• [読解文]:
いま、目が離せない「当事者マンガ」5選! “現役の看護師”が命の崇高さを描く作品も…!
公開日:2016/2/10
マンガというものは、あくまでもフィクションだ。そこで描かれるのは、作家が頭のなかで生み出した世界。しかしながら、なかには非常に“リアリティ”を感じてどうしようもない作品もある。その代表例とも言えるのが、「当事者マンガ」ではないだろうか。作者自身の実体験や職歴、病歴などを活かし、それらのエッセンスを作品へと注ぎこむ。そうして生み出されたものは、読み手に気づきや感動を与えるのだ。今回は、そんな当事者マンガをいくつかピックアップしてみよう。
箱根を舞台に、駅伝に青春を捧げる少年少女の姿を描いた『かなたかける』(高橋しん/小学館)※『週刊ビッグコミックスピリッツ』にて連載中。1巻は3月30日発売予定。作者の高橋氏は、大学1年生のときに、箱根駅伝で最終10区を走った経験があるのだとか。その経験が活きているのだろう、転校生・かなたが走るシーンはとてもキラキラしており、「走ることの楽しさ」が純粋に表現されている。

• [提供された情報]:
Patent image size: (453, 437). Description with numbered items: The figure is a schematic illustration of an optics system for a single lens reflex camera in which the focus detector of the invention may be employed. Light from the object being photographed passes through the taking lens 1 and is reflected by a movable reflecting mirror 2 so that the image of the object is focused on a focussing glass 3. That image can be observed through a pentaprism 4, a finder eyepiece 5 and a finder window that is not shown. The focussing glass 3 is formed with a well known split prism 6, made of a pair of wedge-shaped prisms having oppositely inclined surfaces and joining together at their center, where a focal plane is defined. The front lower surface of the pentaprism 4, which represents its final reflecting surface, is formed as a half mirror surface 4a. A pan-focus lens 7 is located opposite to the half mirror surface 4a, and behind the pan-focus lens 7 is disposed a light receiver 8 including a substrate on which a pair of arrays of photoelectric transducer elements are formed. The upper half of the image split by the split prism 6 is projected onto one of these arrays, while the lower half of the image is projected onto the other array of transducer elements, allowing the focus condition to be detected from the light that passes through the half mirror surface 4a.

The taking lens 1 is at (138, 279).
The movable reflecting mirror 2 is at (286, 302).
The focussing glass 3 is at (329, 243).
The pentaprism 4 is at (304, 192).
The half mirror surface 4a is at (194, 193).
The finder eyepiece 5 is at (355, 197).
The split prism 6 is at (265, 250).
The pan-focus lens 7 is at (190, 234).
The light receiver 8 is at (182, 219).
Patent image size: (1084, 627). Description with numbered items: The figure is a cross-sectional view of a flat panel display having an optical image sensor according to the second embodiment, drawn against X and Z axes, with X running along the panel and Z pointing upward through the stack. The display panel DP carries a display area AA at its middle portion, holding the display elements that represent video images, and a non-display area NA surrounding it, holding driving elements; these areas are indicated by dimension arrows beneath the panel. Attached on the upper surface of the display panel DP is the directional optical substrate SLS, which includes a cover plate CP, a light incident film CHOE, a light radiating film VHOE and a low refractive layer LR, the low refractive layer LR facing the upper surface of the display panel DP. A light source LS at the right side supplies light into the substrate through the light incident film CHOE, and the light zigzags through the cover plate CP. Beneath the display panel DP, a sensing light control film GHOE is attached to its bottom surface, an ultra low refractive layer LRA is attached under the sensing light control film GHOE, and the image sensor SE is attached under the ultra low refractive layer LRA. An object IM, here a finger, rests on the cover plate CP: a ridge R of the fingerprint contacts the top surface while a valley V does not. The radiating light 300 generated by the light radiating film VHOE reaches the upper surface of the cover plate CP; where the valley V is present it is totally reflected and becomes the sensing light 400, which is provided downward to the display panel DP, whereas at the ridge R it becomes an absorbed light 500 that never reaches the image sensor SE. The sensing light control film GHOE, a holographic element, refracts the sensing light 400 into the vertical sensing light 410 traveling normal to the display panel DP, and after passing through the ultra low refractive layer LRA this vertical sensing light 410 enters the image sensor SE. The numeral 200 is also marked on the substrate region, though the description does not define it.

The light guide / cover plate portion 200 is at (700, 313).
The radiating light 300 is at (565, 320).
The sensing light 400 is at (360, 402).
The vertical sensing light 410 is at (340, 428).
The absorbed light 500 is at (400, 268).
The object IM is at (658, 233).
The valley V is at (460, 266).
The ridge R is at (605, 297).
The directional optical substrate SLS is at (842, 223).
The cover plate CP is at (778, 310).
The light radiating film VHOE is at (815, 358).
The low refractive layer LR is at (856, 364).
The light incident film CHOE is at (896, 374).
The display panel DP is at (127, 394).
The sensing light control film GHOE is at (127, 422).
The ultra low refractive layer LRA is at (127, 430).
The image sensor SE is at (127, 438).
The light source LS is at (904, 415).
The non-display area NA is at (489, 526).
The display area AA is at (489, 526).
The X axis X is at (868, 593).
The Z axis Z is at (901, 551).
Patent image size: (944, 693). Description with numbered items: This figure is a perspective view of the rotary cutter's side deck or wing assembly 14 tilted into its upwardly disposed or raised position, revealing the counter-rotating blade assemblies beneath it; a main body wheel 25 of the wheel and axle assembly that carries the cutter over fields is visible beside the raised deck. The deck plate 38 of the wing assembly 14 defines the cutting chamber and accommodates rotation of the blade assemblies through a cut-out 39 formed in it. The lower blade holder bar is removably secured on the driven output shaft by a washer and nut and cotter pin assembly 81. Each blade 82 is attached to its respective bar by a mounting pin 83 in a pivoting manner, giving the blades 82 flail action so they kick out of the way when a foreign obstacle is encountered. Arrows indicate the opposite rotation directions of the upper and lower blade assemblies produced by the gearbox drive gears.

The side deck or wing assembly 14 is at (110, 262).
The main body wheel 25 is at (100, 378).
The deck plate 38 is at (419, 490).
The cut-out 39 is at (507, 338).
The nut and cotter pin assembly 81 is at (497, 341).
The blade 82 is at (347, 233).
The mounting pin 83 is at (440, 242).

• [課題の目的]:
当事者マンガを紹介する文章から、「いま、目が離せない「当事者マ」で始まり「つかピックアップしてみよう。」に至るまでの部分を、一字も変えずに書き写してください。

• [課題の解答]:
いま、目が離せない「当事者マンガ」5選! “現役の看護師”が命の崇高さを描く作品も…!
公開日:2016/2/10
マンガというものは、あくまでもフィクションだ。そこで描かれるのは、作家が頭のなかで生み出した世界。しかしながら、なかには非常に“リアリティ”を感じてどうしようもない作品もある。その代表例とも言えるのが、「当事者マンガ」ではないだろうか。作者自身の実体験や職歴、病歴などを活かし、それらのエッセンスを作品へと注ぎこむ。そうして生み出されたものは、読み手に気づきや感動を与えるのだ。今回は、そんな当事者マンガをいくつかピックアップしてみよう。